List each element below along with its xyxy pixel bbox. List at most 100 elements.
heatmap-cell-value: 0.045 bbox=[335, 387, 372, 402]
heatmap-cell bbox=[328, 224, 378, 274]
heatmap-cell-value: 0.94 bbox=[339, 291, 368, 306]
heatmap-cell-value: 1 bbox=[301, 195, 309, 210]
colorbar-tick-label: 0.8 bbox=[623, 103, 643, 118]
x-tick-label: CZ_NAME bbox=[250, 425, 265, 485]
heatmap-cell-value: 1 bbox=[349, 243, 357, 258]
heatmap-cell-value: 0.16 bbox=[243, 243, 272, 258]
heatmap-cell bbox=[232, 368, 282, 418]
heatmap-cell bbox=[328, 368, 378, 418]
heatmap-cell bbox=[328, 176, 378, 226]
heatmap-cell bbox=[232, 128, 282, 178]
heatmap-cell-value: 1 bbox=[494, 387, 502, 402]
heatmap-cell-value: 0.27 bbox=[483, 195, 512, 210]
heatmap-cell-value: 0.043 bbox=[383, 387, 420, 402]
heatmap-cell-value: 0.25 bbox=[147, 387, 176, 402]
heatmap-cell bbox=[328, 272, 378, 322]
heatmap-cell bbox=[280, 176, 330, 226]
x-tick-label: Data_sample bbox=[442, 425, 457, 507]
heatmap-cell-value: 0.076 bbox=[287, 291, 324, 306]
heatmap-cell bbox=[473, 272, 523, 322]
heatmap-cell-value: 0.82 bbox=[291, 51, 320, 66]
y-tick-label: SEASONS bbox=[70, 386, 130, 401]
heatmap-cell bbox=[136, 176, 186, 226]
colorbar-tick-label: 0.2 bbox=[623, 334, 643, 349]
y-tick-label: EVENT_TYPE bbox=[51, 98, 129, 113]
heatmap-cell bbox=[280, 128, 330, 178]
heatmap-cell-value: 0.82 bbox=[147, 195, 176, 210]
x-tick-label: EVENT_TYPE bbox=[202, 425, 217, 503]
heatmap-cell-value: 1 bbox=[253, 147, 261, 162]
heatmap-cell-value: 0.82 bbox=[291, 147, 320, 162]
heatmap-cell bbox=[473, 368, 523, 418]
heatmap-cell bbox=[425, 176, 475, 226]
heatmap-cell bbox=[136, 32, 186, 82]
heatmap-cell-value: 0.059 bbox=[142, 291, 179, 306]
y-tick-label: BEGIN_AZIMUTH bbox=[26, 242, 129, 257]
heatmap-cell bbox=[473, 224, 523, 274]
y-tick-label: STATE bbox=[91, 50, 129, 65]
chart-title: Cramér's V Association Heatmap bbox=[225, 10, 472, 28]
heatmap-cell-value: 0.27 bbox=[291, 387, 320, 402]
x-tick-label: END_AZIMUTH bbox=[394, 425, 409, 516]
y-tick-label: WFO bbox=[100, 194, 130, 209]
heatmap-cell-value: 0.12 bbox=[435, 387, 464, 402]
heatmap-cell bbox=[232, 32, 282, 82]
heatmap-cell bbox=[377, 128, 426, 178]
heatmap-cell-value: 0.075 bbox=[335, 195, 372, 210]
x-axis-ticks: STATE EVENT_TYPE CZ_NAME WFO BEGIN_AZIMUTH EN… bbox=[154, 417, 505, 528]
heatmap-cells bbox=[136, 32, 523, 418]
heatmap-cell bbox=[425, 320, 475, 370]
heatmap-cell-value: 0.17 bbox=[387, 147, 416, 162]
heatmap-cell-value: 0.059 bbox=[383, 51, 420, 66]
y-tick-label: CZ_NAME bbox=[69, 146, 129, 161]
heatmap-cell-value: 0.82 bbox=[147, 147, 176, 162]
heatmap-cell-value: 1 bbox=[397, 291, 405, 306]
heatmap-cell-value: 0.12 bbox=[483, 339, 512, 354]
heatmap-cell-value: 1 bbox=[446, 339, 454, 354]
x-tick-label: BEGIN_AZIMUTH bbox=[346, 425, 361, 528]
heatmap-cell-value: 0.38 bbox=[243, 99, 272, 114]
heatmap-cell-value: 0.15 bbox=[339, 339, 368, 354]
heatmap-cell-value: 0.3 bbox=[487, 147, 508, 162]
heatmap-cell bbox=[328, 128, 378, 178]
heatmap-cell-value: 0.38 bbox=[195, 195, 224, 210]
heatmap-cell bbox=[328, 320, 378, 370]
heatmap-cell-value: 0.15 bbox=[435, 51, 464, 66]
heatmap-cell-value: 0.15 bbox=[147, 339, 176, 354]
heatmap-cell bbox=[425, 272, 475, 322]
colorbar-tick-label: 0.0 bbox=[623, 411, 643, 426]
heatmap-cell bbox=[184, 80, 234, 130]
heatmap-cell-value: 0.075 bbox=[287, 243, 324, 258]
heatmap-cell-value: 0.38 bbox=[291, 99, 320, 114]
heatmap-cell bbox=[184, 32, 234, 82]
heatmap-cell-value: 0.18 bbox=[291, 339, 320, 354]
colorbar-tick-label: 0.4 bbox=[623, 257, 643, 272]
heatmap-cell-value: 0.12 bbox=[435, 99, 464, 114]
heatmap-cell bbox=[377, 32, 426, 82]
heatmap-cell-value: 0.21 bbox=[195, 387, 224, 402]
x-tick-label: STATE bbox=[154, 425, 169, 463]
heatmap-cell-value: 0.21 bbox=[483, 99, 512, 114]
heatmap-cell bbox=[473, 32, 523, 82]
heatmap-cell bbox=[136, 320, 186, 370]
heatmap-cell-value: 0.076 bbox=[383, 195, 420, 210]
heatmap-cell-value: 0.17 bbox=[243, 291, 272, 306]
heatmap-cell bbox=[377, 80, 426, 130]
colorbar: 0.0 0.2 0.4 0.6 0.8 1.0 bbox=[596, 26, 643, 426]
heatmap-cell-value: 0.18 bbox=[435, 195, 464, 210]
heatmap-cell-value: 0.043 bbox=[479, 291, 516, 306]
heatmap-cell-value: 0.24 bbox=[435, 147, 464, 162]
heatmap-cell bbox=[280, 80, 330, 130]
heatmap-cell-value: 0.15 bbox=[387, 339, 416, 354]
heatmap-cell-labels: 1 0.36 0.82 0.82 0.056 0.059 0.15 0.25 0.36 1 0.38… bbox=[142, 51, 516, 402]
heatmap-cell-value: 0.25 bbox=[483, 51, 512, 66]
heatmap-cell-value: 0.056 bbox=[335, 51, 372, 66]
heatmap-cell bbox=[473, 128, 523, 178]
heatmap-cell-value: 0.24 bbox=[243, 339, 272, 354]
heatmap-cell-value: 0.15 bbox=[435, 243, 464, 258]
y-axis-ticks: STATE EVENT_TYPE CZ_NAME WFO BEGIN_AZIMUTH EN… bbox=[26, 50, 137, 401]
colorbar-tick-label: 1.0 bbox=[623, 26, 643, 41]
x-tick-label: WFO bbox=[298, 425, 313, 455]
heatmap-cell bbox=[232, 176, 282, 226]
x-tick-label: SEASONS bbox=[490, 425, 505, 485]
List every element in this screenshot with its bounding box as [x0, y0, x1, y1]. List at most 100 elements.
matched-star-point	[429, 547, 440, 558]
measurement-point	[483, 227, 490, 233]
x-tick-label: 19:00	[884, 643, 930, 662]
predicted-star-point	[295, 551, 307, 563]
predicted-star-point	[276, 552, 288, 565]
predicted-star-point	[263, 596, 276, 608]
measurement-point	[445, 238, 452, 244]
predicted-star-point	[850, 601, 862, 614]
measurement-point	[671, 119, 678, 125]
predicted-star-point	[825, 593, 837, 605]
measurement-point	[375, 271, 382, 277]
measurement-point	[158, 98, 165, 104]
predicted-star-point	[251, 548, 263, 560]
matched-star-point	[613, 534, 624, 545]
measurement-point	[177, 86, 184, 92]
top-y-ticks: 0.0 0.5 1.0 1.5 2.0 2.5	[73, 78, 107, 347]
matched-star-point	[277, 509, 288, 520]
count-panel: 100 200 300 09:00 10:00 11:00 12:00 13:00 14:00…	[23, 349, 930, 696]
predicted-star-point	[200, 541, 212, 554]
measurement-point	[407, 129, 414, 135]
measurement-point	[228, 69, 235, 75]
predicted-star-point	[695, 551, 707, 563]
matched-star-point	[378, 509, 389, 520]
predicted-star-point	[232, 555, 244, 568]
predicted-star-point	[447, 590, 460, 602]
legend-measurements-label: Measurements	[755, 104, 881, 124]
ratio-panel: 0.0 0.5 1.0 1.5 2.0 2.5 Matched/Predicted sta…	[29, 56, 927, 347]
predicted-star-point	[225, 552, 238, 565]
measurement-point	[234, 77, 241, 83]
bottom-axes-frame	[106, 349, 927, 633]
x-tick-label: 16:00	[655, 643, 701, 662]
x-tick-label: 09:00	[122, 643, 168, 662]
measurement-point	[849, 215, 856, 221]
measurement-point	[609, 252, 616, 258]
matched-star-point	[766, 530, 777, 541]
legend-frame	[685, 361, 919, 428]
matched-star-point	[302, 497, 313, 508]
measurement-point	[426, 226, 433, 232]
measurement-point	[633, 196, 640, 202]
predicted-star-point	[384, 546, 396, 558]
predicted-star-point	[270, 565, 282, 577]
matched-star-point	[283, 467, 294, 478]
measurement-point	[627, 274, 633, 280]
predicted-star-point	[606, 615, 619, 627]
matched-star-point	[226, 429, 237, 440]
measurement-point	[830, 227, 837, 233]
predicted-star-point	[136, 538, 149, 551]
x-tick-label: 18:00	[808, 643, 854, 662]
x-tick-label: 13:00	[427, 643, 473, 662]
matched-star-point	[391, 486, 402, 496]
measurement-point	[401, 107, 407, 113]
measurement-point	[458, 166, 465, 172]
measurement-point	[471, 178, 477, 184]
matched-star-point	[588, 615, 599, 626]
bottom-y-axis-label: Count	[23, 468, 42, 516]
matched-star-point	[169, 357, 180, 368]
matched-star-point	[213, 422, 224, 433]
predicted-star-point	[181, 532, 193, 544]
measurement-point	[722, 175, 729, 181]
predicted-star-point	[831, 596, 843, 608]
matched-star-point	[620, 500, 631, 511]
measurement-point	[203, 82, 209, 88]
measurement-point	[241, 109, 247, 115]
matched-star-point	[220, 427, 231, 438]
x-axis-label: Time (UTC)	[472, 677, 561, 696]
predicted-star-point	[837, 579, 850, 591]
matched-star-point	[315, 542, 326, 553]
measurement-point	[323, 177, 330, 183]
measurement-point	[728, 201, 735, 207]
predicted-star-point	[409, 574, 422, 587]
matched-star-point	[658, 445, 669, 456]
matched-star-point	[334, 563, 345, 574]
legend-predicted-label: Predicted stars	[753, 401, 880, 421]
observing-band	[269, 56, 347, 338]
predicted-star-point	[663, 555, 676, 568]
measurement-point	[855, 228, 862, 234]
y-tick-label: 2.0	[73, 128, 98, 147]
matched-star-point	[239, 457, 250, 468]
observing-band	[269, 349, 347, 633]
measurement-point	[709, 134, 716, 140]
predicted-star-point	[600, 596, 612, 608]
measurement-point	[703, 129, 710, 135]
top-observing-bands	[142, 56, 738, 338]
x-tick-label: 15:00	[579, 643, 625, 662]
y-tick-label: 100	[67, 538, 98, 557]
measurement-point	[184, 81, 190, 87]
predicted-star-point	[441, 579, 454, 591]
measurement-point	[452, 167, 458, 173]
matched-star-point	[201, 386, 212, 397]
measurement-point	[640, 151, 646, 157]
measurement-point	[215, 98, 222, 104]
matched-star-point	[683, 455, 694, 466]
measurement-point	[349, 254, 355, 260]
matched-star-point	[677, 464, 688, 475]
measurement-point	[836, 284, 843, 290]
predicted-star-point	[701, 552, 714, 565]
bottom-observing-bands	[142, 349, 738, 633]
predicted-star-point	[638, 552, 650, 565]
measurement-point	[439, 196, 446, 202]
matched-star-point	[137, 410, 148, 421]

▸ Your task
Format the part of the data that opens at its start and closes with the line containing "heatmap-cell-value: 1 bbox=[301, 195, 309, 210]", both ends included, as a numbered list without blank lines.

▸ Task response
1. List each element below along with its xyxy pixel bbox. List at most 100 elements.
2. heatmap-cell-value: 0.045 bbox=[335, 387, 372, 402]
3. heatmap-cell bbox=[328, 224, 378, 274]
4. heatmap-cell-value: 0.94 bbox=[339, 291, 368, 306]
5. heatmap-cell-value: 1 bbox=[301, 195, 309, 210]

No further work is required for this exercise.